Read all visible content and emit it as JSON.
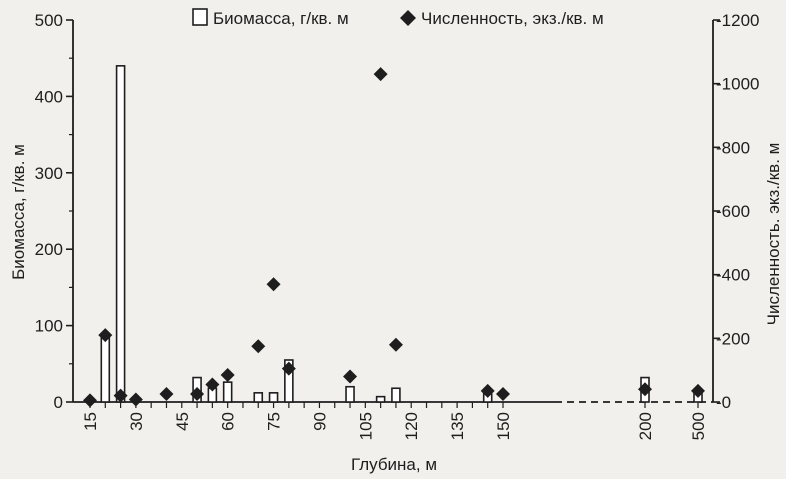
{
  "chart_data": {
    "type": "bar",
    "categories": [
      "15",
      "20",
      "25",
      "30",
      "40",
      "50",
      "55",
      "60",
      "70",
      "75",
      "80",
      "100",
      "110",
      "115",
      "145",
      "150",
      "200",
      "500"
    ],
    "x_tick_labels": [
      "15",
      "30",
      "45",
      "60",
      "75",
      "90",
      "105",
      "120",
      "135",
      "150",
      "200",
      "500"
    ],
    "xlabel": "Глубина, м",
    "ylabel_left": "Биомасса, г/кв. м",
    "ylabel_right": "Численность. экз./кв. м",
    "ylim_left": [
      0,
      500
    ],
    "ylim_right": [
      0,
      1200
    ],
    "yticks_left": [
      "0",
      "100",
      "200",
      "300",
      "400",
      "500"
    ],
    "yticks_right": [
      "0",
      "200",
      "400",
      "600",
      "800",
      "1000",
      "1200"
    ],
    "legend_position": "top",
    "grid": false,
    "series": [
      {
        "name": "Биомасса, г/кв. м",
        "kind": "bar",
        "axis": "left",
        "color": "#ffffff",
        "points": [
          {
            "x": "20",
            "y": 85
          },
          {
            "x": "25",
            "y": 440
          },
          {
            "x": "50",
            "y": 32
          },
          {
            "x": "55",
            "y": 18
          },
          {
            "x": "60",
            "y": 26
          },
          {
            "x": "70",
            "y": 12
          },
          {
            "x": "75",
            "y": 12
          },
          {
            "x": "80",
            "y": 55
          },
          {
            "x": "100",
            "y": 20
          },
          {
            "x": "110",
            "y": 7
          },
          {
            "x": "115",
            "y": 18
          },
          {
            "x": "145",
            "y": 12
          },
          {
            "x": "200",
            "y": 32
          },
          {
            "x": "500",
            "y": 12
          }
        ]
      },
      {
        "name": "Численность, экз./кв. м",
        "kind": "scatter",
        "axis": "right",
        "color": "#1e1e1e",
        "marker": "diamond",
        "points": [
          {
            "x": "15",
            "y": 5
          },
          {
            "x": "20",
            "y": 210
          },
          {
            "x": "25",
            "y": 20
          },
          {
            "x": "30",
            "y": 8
          },
          {
            "x": "40",
            "y": 25
          },
          {
            "x": "50",
            "y": 25
          },
          {
            "x": "55",
            "y": 55
          },
          {
            "x": "60",
            "y": 85
          },
          {
            "x": "70",
            "y": 175
          },
          {
            "x": "75",
            "y": 370
          },
          {
            "x": "80",
            "y": 105
          },
          {
            "x": "100",
            "y": 80
          },
          {
            "x": "110",
            "y": 1030
          },
          {
            "x": "115",
            "y": 180
          },
          {
            "x": "145",
            "y": 35
          },
          {
            "x": "150",
            "y": 25
          },
          {
            "x": "200",
            "y": 40
          },
          {
            "x": "500",
            "y": 35
          }
        ]
      }
    ]
  }
}
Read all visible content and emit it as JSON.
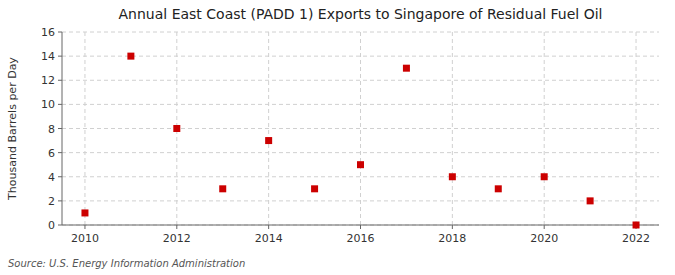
{
  "chart_data": {
    "type": "scatter",
    "title": "Annual East Coast (PADD 1) Exports to Singapore of Residual Fuel Oil",
    "ylabel": "Thousand Barrels per Day",
    "source": "Source: U.S. Energy Information Administration",
    "x": [
      2010,
      2011,
      2012,
      2013,
      2014,
      2015,
      2016,
      2017,
      2018,
      2019,
      2020,
      2021,
      2022
    ],
    "values": [
      1,
      14,
      8,
      3,
      7,
      3,
      5,
      13,
      4,
      3,
      4,
      2,
      0
    ],
    "xlim": [
      2009.5,
      2022.5
    ],
    "ylim": [
      0,
      16
    ],
    "xticks": [
      2010,
      2012,
      2014,
      2016,
      2018,
      2020,
      2022
    ],
    "yticks": [
      0,
      2,
      4,
      6,
      8,
      10,
      12,
      14,
      16
    ],
    "color": "#cc0000",
    "marker": "square",
    "grid": true
  }
}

§ **WHAT THE TASK ASKS**
From the data above, pick out each line containing "color" and copy it.

§ **TASK RESPONSE**
        "color": "#ffffff",
        "color": "#1e1e1e",
    "color": "#cc0000",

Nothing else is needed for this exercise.